### TASK STATEMENT:
Spot every line with the word "điện" and return it.

### INFORMATION SUPPLIED:
┏━━

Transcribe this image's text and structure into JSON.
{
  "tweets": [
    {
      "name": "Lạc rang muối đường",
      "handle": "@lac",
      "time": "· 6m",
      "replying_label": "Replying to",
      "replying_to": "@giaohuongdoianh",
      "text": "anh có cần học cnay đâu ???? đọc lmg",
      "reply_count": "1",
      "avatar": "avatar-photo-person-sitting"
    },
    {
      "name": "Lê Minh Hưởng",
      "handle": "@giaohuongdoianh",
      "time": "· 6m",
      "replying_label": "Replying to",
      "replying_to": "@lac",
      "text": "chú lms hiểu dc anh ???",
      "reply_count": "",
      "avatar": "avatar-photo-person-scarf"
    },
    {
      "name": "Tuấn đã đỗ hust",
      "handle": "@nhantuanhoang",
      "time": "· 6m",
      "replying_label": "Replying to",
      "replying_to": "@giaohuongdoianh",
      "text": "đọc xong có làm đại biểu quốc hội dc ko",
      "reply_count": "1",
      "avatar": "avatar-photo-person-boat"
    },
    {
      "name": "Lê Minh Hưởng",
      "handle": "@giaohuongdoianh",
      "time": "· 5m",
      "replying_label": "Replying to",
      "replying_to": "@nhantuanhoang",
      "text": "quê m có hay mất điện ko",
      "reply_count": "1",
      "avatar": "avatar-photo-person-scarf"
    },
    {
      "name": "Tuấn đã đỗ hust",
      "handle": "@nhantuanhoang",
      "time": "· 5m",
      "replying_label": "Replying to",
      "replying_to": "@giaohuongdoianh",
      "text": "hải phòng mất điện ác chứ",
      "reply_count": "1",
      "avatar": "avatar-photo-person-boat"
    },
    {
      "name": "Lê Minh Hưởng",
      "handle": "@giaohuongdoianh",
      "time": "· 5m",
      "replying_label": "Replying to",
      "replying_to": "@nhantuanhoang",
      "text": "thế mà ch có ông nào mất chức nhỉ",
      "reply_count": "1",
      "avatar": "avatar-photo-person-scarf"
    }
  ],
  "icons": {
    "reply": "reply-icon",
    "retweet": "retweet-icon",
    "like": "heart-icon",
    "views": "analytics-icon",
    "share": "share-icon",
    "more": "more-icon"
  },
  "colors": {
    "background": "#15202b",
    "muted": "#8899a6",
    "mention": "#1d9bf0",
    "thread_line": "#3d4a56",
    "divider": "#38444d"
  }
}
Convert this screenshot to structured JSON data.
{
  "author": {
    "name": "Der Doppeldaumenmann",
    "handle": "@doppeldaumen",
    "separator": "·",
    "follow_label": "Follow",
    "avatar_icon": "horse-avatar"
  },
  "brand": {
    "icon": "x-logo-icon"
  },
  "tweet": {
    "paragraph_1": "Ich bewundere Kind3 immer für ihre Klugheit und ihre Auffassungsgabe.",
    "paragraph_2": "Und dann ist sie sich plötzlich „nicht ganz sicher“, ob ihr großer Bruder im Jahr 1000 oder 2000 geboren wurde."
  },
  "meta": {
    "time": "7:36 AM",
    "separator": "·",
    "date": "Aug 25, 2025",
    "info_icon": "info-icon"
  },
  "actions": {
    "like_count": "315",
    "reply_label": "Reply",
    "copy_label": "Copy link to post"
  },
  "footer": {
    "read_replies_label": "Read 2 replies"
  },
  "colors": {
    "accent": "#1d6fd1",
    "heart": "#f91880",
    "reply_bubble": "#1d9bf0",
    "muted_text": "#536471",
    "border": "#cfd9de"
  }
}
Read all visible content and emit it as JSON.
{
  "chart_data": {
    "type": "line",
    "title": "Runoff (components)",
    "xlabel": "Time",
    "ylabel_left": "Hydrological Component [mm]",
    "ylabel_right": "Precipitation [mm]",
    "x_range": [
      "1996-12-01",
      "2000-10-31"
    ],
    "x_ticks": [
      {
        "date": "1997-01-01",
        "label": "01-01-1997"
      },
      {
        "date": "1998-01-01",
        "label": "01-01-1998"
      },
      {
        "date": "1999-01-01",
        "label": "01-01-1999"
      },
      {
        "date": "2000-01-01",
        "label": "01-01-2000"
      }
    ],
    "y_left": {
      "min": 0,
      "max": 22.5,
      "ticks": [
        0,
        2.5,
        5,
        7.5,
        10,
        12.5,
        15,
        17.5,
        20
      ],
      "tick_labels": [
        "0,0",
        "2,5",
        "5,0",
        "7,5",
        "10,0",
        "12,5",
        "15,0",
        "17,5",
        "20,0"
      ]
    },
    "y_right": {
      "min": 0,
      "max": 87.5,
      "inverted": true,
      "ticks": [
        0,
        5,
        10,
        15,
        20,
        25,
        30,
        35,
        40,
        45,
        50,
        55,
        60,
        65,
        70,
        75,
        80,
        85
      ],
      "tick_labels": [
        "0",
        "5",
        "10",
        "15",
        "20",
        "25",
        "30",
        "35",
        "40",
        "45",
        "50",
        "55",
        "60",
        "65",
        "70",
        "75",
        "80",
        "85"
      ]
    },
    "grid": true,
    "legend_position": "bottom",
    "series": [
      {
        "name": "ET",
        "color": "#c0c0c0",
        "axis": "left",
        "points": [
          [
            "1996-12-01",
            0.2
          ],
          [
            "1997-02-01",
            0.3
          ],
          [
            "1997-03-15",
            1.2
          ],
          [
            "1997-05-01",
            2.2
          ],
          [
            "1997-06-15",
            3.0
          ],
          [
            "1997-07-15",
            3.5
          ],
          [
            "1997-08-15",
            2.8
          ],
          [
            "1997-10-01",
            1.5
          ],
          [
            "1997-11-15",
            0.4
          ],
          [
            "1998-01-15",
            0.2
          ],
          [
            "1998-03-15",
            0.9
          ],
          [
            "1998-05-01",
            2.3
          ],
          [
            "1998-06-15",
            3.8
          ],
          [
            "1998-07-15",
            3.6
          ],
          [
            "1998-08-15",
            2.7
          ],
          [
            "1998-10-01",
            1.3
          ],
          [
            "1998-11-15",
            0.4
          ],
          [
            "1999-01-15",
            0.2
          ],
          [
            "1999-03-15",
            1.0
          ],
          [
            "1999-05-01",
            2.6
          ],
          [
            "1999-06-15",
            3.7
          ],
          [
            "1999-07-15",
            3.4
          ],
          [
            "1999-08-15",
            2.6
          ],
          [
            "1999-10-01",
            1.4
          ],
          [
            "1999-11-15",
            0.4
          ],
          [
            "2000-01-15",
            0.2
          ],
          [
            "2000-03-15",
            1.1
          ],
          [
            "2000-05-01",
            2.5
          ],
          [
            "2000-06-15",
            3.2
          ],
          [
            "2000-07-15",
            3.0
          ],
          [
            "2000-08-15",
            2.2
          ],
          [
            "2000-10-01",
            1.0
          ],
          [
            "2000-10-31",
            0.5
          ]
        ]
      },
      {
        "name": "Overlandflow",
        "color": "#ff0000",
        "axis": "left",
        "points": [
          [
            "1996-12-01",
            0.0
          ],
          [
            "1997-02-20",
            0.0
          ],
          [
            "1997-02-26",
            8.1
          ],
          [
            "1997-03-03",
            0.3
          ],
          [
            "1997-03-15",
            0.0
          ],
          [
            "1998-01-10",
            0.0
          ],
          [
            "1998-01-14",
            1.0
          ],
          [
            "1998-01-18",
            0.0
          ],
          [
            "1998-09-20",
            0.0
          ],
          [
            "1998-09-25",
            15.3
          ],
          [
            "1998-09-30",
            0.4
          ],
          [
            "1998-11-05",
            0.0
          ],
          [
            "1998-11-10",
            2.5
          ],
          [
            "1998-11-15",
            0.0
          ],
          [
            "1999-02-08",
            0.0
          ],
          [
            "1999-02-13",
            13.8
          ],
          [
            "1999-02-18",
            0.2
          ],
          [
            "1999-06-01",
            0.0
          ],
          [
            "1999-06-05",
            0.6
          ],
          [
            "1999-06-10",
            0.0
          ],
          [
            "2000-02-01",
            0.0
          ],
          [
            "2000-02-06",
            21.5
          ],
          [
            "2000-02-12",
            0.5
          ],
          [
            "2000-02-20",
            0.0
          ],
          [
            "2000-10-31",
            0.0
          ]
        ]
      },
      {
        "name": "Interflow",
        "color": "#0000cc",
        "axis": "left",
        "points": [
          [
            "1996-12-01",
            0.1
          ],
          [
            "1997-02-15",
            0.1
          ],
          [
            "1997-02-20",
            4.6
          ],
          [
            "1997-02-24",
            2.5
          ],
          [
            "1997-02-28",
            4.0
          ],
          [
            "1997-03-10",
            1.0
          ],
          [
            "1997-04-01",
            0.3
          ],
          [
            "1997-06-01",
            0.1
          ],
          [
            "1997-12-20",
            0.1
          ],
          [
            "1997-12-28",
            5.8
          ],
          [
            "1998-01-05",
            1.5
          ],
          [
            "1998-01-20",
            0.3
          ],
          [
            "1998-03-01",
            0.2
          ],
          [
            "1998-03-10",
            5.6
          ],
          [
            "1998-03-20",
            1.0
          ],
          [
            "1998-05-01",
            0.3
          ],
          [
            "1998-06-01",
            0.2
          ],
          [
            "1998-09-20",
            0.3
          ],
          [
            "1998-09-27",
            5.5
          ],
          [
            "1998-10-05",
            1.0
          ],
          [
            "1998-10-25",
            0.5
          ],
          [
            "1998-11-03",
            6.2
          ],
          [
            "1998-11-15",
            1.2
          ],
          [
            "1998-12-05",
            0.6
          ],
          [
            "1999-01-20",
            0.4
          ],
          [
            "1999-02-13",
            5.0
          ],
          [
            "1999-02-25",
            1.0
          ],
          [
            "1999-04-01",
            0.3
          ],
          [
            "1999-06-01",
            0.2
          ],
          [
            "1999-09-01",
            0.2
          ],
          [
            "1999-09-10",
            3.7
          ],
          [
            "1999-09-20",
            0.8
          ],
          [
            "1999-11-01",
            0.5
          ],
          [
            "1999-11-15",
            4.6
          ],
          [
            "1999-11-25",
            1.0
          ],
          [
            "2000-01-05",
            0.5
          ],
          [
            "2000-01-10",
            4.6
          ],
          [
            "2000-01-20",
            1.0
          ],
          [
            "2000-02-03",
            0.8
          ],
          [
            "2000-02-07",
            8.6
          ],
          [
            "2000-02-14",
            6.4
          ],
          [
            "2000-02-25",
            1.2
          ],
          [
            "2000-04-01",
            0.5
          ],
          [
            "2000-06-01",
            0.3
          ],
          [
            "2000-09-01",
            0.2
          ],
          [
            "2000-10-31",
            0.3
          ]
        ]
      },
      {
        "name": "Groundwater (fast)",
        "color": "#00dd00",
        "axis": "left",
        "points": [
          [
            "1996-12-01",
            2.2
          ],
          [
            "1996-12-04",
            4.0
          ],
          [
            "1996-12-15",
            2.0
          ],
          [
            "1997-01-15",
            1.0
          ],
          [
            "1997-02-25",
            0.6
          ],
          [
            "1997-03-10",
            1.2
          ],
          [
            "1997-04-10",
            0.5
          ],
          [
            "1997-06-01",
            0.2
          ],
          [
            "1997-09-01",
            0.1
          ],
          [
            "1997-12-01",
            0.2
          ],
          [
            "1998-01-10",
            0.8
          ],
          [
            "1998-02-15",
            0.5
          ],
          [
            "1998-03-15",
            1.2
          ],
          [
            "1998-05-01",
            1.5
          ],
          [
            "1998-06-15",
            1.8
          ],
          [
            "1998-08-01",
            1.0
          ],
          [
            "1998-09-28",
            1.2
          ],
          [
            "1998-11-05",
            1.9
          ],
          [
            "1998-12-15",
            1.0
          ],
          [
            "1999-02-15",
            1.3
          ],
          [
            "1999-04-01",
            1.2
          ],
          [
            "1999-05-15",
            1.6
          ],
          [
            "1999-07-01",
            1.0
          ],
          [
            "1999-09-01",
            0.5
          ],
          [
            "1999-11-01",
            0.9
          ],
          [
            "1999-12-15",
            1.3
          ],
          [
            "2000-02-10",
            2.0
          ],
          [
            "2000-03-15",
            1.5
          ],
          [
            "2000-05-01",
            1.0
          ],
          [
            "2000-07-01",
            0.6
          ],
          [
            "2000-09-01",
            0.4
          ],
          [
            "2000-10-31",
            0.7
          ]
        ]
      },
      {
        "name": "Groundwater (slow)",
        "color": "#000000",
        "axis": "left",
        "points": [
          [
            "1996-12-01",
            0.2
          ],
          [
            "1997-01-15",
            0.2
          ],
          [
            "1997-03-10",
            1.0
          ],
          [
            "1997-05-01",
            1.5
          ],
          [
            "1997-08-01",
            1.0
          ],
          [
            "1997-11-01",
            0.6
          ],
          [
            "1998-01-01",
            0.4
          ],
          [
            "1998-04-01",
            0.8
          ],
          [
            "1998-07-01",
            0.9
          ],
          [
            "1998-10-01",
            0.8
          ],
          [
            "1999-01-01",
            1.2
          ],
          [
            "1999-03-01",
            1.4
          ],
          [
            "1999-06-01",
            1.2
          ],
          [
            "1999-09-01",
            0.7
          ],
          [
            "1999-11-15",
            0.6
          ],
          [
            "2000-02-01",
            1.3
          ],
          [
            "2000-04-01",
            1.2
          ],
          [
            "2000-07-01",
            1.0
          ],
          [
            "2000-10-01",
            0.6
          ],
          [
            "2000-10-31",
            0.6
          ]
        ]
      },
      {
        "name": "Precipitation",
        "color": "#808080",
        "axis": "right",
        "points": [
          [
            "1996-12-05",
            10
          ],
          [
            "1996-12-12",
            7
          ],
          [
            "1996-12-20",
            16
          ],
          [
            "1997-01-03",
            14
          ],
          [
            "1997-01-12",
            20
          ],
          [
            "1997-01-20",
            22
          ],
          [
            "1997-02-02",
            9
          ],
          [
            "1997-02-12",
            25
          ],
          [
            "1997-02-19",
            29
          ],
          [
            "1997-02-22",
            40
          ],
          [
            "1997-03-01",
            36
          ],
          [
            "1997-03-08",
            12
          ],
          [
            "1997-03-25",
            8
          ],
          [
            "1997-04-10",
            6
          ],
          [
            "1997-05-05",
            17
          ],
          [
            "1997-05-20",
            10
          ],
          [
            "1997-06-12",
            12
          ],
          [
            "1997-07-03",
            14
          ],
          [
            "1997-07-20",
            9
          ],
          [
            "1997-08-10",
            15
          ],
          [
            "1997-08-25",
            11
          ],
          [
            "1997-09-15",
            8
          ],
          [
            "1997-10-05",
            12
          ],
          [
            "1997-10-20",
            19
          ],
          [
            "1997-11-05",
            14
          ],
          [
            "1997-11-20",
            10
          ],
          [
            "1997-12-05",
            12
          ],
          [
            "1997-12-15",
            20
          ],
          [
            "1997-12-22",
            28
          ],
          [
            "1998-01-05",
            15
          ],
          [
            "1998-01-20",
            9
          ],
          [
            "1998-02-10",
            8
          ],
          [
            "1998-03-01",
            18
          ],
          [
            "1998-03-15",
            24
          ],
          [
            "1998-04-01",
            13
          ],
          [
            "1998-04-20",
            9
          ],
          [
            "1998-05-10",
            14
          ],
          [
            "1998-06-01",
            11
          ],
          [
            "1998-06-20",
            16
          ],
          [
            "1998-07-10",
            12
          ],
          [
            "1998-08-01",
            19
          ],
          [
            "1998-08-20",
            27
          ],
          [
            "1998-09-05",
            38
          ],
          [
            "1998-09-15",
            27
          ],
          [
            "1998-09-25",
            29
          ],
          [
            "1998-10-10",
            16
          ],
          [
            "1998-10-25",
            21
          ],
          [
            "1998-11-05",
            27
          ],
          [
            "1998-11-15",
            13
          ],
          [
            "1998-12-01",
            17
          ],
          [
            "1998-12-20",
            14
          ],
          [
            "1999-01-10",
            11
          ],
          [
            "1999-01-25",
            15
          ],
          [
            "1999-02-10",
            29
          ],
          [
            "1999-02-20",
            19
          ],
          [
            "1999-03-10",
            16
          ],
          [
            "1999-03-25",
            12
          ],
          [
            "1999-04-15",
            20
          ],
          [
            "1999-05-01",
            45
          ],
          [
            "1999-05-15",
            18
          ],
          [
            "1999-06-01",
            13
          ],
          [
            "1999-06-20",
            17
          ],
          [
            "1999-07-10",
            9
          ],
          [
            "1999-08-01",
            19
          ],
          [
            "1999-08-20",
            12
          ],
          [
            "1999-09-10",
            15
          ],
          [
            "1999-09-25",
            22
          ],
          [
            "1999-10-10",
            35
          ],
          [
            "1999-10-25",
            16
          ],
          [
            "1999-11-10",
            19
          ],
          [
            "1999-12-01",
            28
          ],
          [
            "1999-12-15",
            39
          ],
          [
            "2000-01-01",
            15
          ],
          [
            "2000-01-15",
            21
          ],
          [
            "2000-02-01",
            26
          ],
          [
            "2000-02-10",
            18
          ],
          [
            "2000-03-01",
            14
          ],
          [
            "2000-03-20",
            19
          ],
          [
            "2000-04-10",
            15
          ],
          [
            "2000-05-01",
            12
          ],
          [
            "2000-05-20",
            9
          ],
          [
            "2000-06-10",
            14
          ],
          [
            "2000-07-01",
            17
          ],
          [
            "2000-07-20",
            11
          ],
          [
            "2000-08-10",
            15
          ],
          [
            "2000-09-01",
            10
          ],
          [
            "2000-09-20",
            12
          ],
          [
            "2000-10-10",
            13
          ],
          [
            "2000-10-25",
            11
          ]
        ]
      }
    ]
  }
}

┗━━

### RESPONSE:
      "text": "quê m có hay mất điện ko",
      "text": "hải phòng mất điện ác chứ",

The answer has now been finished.